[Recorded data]
— START —

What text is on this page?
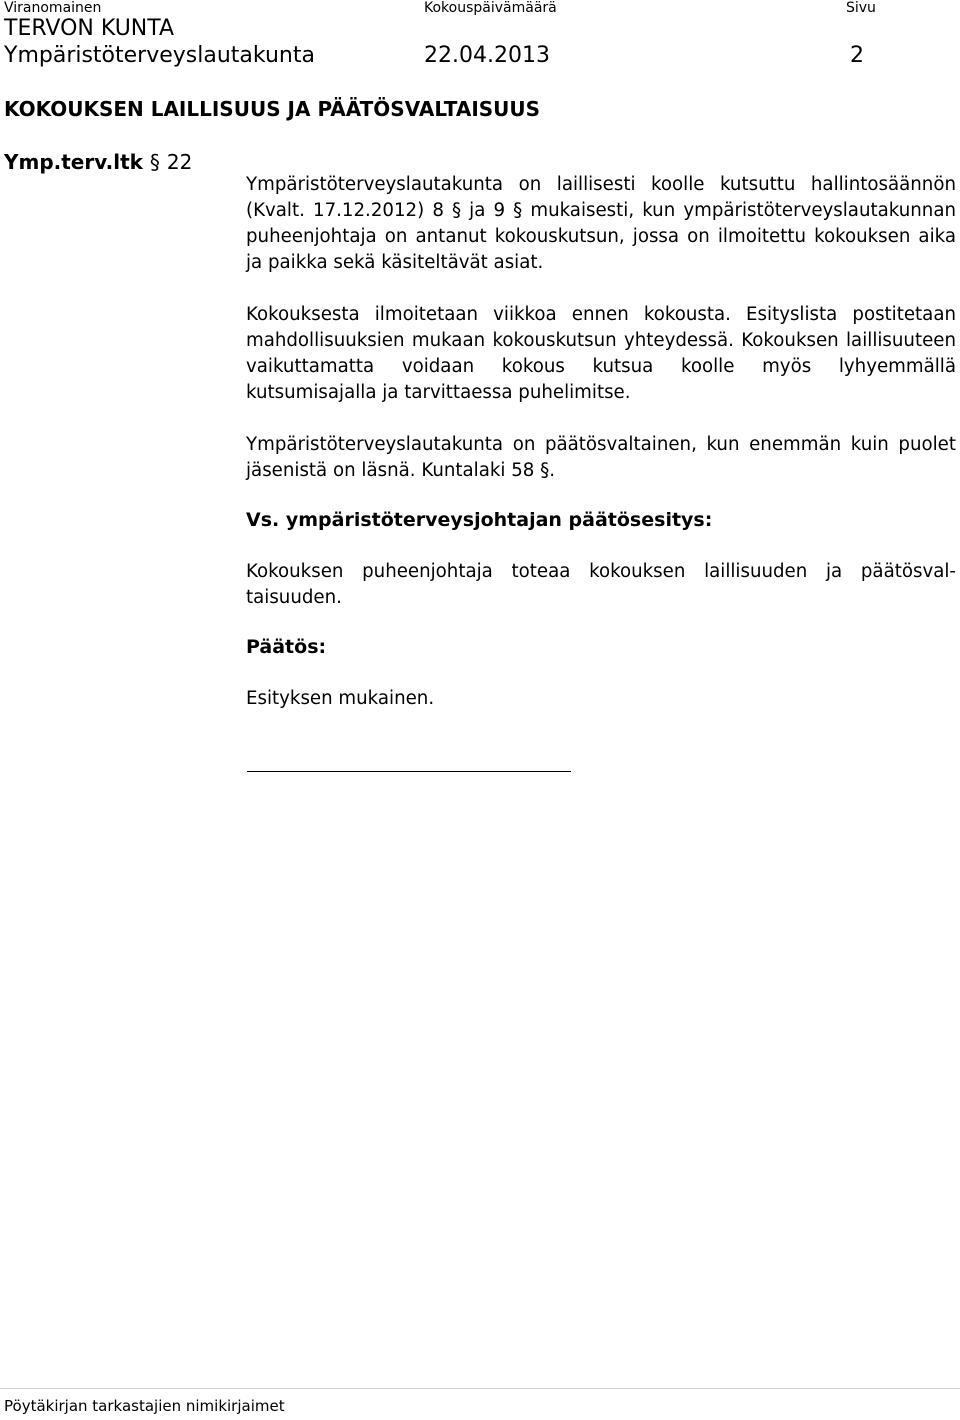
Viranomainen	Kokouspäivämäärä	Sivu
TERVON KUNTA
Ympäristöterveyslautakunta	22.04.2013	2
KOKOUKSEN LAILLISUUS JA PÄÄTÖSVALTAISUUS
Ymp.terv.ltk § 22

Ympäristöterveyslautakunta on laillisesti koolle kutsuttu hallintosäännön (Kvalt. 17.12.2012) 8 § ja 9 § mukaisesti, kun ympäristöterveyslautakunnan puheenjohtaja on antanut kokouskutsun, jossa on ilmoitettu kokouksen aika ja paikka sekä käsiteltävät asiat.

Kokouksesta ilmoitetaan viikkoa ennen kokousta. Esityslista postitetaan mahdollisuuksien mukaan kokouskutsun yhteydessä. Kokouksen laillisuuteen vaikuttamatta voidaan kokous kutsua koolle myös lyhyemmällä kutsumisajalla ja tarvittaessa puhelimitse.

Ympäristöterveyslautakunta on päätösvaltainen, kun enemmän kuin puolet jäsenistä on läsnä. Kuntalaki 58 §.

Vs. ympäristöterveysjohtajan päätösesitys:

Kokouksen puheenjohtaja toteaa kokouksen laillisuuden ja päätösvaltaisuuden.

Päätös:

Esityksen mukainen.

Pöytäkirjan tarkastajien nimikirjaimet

— END —
— START —

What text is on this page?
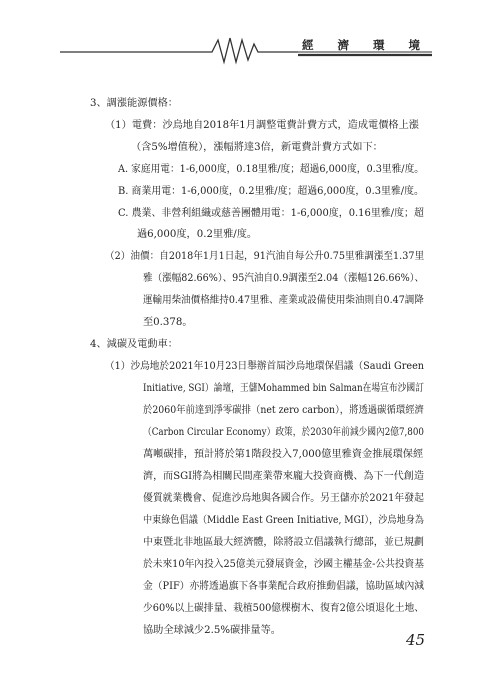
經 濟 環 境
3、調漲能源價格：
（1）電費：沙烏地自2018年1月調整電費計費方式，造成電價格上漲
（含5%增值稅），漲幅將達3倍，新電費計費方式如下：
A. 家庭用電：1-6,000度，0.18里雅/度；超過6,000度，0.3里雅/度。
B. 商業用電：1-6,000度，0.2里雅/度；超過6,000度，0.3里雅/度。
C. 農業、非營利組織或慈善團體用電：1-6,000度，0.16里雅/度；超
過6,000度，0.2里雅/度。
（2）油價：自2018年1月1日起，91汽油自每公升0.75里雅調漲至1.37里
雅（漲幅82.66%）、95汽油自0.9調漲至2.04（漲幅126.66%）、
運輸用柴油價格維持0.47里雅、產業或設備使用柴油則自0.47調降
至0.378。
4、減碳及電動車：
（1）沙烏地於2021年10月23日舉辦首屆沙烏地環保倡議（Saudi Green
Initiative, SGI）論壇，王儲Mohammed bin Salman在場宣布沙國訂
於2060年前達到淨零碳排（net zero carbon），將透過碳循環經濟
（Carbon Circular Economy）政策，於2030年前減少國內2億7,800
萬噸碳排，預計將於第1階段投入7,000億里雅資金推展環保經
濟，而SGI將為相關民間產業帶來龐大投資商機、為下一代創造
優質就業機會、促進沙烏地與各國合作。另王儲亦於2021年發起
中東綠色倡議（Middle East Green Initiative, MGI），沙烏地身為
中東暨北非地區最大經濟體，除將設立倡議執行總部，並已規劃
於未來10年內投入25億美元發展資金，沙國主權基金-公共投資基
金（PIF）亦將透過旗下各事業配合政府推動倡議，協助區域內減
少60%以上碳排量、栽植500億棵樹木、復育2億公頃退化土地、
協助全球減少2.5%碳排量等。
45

— END —
— START —

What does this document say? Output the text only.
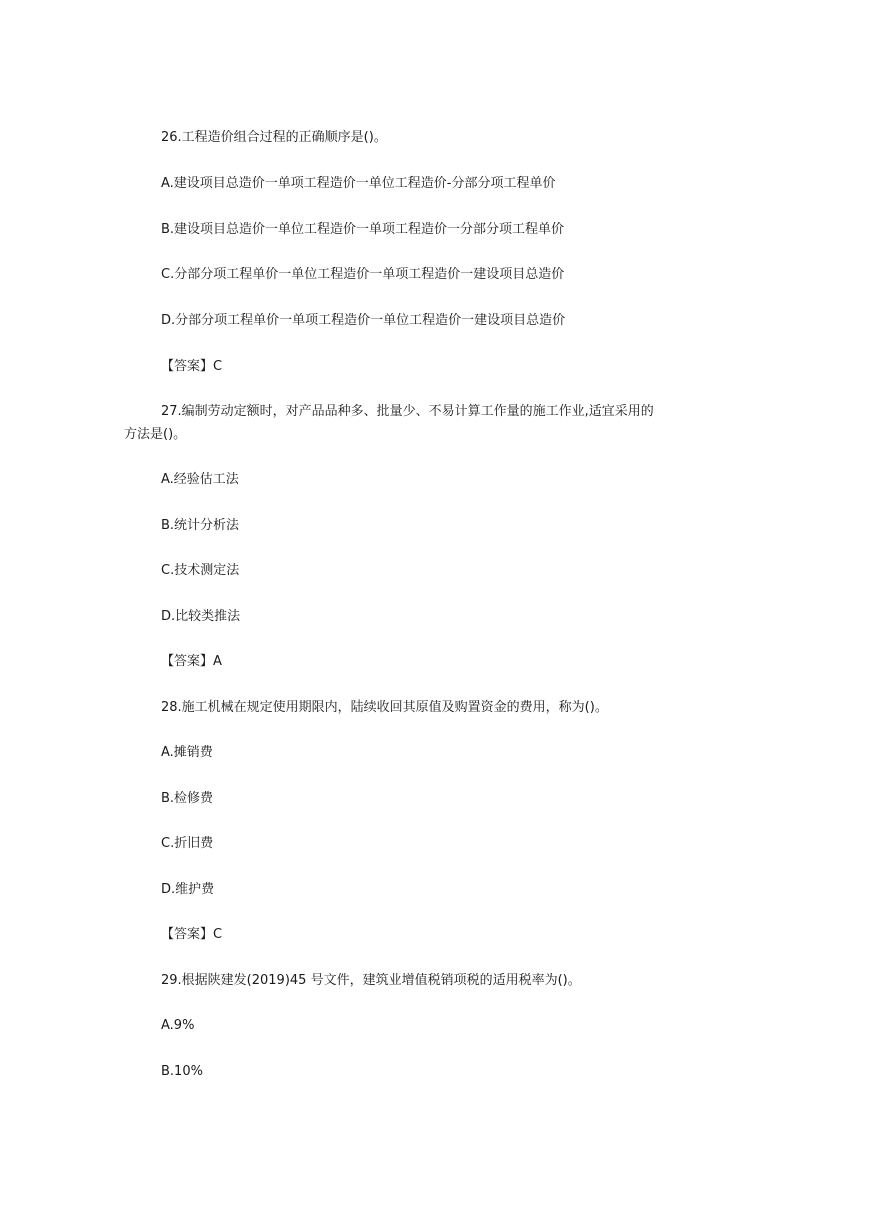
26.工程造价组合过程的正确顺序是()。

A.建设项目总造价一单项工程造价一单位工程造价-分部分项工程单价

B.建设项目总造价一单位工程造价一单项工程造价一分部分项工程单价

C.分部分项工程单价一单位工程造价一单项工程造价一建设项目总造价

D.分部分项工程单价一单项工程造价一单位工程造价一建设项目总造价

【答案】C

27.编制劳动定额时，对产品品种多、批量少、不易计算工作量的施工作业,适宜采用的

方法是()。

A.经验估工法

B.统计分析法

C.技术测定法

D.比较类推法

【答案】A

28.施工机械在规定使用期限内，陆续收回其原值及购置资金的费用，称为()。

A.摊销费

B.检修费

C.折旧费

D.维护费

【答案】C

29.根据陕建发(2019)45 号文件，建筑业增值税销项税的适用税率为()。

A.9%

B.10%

— END —

-- JOB --
From the entries above, pull out each line that includes "Ympäristöterveyslautakunta".

-- RESULT OF THIS EXERCISE --
Ympäristöterveyslautakunta	22.04.2013	2
Ympäristöterveyslautakunta on laillisesti koolle kutsuttu hallintosäännön (Kvalt. 17.12.2012) 8 § ja 9 § mukaisesti, kun ympäristöterveyslautakunnan puheenjohtaja on antanut kokouskutsun, jossa on ilmoitettu kokouksen aika ja paikka sekä käsiteltävät asiat.
Ympäristöterveyslautakunta on päätösvaltainen, kun enemmän kuin puolet jäsenistä on läsnä. Kuntalaki 58 §.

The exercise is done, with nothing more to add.